>> begin EXTRACTED INFORMATION

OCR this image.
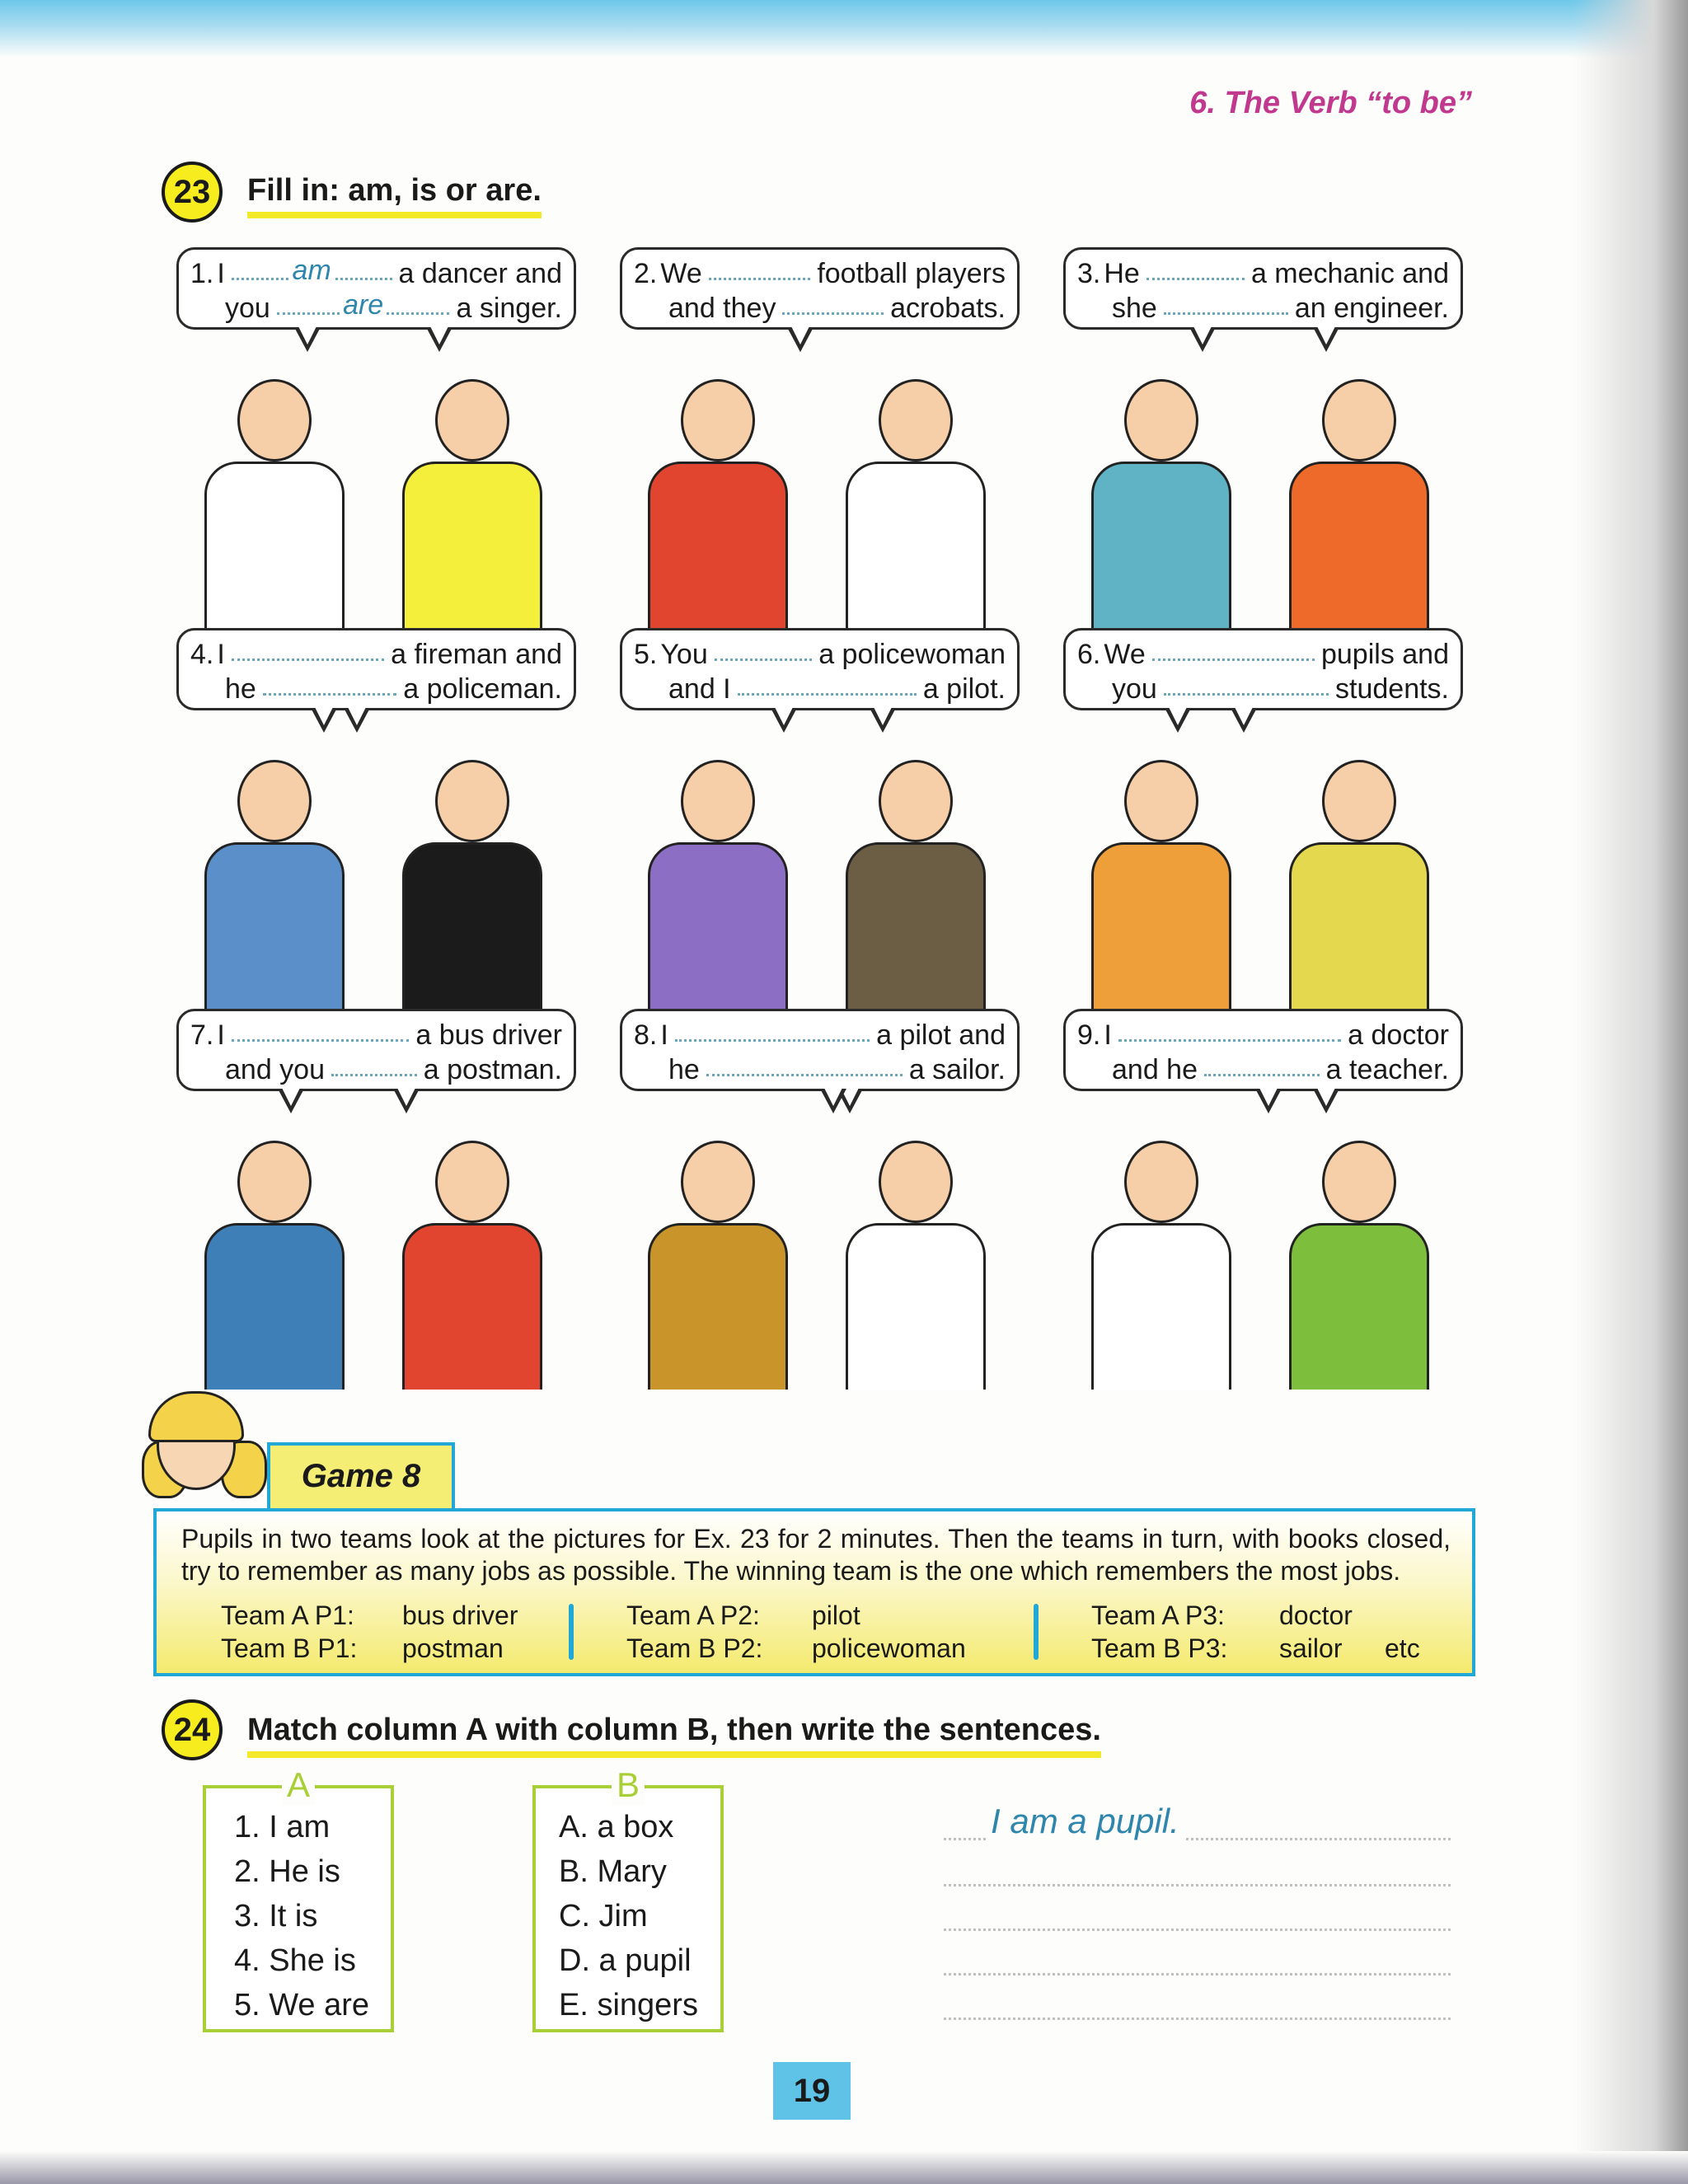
6. The Verb “to be”
23	Fill in: am, is or are.
1. I am a dancer and
you	are	a singer.
2. We	football players
and they	acrobats.
3. He	a mechanic and
she	an engineer.
4. I	a fireman and
he	a policeman.
5. You	a policewoman
and I	a pilot.
6. We	pupils and
you	students.
7. I	a bus driver
and you	a postman.
8. I	a pilot and
he	a sailor.
9. I	a doctor
and he	a teacher.
Game 8
Pupils in two teams look at the pictures for Ex. 23 for 2 minutes. Then the teams in turn, with books closed, try to remember as many jobs as possible. The winning team is the one which remembers the most jobs.
Team A P1: bus driver
Team B P1: postman
Team A P2: pilot
Team B P2: policewoman
Team A P3: doctor
Team B P3: sailor etc
24	Match column A with column B, then write the sentences.
A
1. I am
2. He is
3. It is
4. She is
5. We are
B
A. a box
B. Mary
C. Jim
D. a pupil
E. singers
I am a pupil.
19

>> end EXTRACTED INFORMATION

DIRECTIONS FOR THIS TASK: Print all entries exactly. The images do not belong in the copy.

THE RESULT:
OCR this image.
6. The Verb “to be”
23	Fill in: am, is or are.
1. I am a dancer and
you	are	a singer.
2. We	football players
and they	acrobats.
3. He	a mechanic and
she	an engineer.
4. I	a fireman and
he	a policeman.
5. You	a policewoman
and I	a pilot.
6. We	pupils and
you	students.
7. I	a bus driver
and you	a postman.
8. I	a pilot and
he	a sailor.
9. I	a doctor
and he	a teacher.
Game 8
Pupils in two teams look at the pictures for Ex. 23 for 2 minutes. Then the teams in turn, with books closed, try to remember as many jobs as possible. The winning team is the one which remembers the most jobs.
Team A P1: bus driver
Team B P1: postman
Team A P2: pilot
Team B P2: policewoman
Team A P3: doctor
Team B P3: sailor etc
24	Match column A with column B, then write the sentences.
A
1. I am
2. He is
3. It is
4. She is
5. We are
B
A. a box
B. Mary
C. Jim
D. a pupil
E. singers
I am a pupil.
19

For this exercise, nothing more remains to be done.